— BEGIN Records for processing —
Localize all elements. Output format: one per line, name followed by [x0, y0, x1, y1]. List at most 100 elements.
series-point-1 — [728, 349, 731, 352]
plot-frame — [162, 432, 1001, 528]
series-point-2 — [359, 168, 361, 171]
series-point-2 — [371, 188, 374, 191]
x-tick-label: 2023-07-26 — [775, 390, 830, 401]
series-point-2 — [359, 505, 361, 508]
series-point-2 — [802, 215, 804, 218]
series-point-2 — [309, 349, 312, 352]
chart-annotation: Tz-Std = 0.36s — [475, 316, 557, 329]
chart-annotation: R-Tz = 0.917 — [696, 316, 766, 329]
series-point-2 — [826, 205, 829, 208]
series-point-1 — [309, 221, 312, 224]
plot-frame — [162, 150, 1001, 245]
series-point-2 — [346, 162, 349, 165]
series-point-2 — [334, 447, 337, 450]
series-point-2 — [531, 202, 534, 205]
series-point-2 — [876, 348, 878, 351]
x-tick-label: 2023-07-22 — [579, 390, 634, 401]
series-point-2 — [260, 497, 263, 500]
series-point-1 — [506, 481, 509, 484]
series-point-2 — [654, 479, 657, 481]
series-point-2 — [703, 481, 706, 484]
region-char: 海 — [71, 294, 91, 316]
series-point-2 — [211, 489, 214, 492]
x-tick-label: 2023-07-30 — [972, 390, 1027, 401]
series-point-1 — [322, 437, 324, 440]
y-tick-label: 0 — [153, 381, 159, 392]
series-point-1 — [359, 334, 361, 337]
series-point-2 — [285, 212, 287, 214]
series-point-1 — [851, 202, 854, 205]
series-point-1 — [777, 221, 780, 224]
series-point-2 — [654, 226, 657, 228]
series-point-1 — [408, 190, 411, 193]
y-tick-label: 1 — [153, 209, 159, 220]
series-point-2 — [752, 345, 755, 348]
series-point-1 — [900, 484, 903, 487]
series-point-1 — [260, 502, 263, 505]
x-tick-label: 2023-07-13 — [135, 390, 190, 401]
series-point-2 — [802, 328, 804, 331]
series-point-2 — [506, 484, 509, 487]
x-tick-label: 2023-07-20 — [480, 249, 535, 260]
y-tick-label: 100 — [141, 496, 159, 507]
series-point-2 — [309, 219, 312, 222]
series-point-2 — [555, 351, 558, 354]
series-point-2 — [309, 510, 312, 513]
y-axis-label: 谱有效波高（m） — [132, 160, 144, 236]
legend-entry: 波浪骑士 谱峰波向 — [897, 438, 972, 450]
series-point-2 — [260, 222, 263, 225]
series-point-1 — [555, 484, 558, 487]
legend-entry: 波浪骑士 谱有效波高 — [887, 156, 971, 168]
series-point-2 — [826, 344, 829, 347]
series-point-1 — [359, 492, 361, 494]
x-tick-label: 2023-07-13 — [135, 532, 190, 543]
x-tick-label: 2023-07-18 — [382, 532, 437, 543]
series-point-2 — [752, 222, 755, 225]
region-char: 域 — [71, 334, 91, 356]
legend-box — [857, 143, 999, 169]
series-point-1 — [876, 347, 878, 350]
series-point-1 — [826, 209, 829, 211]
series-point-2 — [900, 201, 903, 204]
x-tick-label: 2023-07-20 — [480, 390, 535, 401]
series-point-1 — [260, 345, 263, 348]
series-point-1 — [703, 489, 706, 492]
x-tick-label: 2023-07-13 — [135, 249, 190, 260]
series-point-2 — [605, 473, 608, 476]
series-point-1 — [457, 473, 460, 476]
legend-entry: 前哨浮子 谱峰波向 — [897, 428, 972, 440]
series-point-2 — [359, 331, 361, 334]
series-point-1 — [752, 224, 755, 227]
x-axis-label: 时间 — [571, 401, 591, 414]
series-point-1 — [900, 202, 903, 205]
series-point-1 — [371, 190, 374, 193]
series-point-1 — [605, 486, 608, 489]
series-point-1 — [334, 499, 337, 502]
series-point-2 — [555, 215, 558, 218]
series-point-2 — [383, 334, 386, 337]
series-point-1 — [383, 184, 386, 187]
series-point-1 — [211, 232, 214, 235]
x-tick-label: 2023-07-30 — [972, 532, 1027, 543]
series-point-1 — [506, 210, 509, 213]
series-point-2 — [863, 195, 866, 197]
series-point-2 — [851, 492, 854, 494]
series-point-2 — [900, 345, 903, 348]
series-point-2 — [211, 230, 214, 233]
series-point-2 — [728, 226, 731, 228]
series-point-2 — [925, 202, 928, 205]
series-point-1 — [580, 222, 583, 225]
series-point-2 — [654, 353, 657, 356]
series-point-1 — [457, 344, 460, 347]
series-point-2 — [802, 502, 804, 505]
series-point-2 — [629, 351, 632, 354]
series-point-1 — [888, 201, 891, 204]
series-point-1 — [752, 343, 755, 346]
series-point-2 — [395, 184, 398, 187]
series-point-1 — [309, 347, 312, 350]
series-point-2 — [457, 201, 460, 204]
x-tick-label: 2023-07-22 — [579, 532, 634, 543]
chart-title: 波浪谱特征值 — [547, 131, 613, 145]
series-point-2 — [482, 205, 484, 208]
— END Records for processing —
Output, character for character, the stretch of the data above that opens with its first line and closes with the line containing "series-point-2 — [309, 349, 312, 352]", including both of those lines.

**Worked solution**
Localize all elements. Output format: one per line, name followed by [x0, y0, x1, y1]. List at most 100 elements.
series-point-1 — [728, 349, 731, 352]
plot-frame — [162, 432, 1001, 528]
series-point-2 — [359, 168, 361, 171]
series-point-2 — [371, 188, 374, 191]
x-tick-label: 2023-07-26 — [775, 390, 830, 401]
series-point-2 — [359, 505, 361, 508]
series-point-2 — [802, 215, 804, 218]
series-point-2 — [309, 349, 312, 352]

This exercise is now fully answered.